Aim: Lines holding the string "true" are the ones to copy from this listing.

Material provided:
==========

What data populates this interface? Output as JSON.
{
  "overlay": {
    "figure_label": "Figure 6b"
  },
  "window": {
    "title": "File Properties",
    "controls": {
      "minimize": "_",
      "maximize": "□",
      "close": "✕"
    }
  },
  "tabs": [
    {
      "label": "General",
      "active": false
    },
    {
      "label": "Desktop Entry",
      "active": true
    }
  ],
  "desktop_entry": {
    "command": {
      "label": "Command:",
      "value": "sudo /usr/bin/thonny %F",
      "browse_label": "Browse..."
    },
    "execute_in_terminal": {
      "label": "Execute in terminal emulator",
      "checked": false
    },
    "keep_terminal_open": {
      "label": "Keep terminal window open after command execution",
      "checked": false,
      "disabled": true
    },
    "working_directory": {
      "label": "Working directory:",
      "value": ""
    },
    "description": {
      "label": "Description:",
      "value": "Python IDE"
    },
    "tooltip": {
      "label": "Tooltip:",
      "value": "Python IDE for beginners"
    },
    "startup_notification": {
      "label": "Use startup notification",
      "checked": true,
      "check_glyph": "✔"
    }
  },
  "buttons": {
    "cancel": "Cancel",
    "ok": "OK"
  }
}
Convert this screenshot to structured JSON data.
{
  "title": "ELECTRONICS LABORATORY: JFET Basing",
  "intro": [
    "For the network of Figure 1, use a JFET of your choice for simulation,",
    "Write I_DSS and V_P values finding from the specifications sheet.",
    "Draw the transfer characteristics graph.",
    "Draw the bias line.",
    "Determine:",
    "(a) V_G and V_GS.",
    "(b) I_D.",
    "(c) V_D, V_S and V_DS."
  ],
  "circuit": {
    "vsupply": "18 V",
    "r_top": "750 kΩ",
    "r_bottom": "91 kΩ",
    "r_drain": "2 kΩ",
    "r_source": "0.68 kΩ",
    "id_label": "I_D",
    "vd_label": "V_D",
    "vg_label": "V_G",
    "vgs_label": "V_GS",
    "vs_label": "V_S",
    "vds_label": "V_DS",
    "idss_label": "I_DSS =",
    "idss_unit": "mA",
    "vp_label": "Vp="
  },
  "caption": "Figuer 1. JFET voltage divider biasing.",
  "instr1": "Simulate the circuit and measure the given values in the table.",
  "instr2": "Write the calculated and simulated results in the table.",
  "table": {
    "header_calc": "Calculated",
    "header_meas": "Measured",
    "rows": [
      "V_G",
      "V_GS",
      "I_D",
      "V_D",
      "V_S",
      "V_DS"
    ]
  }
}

==========

Written response:
      "active": true
      "disabled": true
      "checked": true,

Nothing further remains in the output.